[WHAT YOU ARE ASKED TO DO] What number of lines in the material contain the word "this"? Give that number alone.

[DATA TO PROCESS]

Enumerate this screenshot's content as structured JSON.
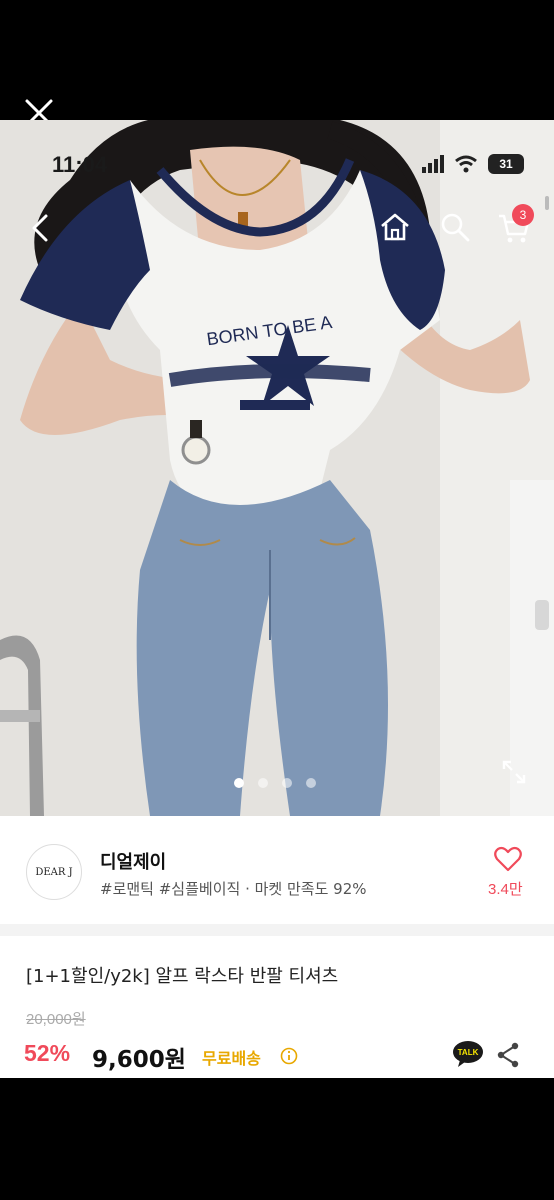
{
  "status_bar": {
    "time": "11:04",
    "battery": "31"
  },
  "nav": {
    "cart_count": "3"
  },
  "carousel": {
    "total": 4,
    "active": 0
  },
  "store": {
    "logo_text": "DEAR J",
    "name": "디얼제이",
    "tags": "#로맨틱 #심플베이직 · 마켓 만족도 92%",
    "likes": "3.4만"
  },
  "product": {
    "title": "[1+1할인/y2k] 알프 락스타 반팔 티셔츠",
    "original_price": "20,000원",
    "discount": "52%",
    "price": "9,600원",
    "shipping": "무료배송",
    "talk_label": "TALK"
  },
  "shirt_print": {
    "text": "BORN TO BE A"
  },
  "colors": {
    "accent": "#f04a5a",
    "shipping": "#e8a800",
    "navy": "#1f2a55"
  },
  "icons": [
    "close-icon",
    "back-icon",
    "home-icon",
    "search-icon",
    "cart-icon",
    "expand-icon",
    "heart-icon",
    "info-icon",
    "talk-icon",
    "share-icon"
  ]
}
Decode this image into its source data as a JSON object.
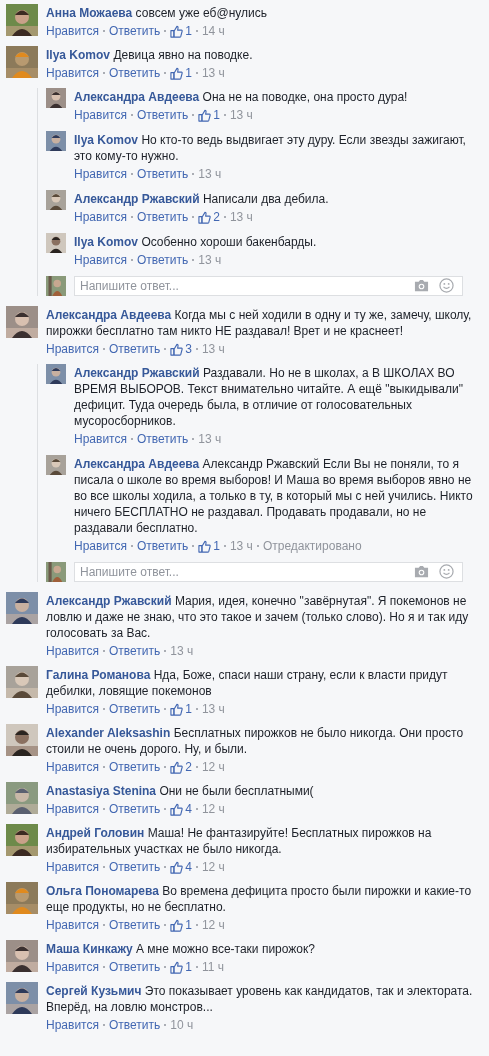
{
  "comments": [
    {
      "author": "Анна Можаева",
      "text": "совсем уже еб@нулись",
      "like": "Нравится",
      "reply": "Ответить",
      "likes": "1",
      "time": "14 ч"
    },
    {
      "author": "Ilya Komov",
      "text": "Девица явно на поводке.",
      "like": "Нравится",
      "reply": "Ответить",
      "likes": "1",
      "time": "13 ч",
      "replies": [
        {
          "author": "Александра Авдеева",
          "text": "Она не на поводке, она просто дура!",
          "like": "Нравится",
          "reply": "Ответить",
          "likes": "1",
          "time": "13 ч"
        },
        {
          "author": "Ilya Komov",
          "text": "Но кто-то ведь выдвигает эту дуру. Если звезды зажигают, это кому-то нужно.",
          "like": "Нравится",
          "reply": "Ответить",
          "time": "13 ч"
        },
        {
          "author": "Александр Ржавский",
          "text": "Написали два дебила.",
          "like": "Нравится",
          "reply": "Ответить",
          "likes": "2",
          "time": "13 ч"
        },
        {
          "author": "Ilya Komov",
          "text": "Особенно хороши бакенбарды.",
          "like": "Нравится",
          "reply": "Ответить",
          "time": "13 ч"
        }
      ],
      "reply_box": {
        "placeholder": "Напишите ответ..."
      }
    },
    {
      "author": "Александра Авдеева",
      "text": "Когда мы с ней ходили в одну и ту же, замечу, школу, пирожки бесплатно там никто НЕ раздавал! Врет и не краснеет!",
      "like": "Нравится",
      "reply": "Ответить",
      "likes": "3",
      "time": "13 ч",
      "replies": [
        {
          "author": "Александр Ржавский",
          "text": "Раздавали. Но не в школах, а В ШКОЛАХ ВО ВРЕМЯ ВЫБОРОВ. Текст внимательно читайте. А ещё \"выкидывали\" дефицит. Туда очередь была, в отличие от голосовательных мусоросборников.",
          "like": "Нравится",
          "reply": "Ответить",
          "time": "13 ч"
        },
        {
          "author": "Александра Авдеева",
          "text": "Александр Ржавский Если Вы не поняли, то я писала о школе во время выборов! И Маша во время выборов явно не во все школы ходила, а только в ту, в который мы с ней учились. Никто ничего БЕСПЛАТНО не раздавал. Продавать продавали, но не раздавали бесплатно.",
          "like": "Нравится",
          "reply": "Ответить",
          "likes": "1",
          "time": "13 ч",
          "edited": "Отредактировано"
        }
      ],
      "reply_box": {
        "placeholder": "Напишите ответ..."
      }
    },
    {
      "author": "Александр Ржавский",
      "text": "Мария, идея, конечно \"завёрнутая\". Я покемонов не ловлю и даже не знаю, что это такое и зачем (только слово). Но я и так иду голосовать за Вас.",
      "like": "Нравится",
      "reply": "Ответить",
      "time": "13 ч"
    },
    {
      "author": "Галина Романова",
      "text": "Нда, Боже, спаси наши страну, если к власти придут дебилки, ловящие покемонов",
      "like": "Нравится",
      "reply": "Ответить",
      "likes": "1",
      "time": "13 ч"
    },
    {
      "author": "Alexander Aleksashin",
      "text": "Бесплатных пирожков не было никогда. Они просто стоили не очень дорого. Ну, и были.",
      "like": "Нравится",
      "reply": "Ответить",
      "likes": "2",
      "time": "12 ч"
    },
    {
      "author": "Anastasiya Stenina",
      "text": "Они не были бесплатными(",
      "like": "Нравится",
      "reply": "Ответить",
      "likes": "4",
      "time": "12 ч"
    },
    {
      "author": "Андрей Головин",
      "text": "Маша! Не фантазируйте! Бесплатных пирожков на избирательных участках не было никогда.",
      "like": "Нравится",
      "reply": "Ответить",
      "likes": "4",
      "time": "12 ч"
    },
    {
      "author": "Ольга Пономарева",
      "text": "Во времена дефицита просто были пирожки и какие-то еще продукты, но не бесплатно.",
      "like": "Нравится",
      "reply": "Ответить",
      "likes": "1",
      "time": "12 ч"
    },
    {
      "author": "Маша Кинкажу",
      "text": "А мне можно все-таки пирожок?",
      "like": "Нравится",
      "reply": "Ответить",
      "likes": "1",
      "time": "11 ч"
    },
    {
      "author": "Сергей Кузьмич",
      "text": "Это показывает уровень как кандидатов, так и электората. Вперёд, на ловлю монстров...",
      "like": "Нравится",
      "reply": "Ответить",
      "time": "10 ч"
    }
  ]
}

[THE RESULT] 2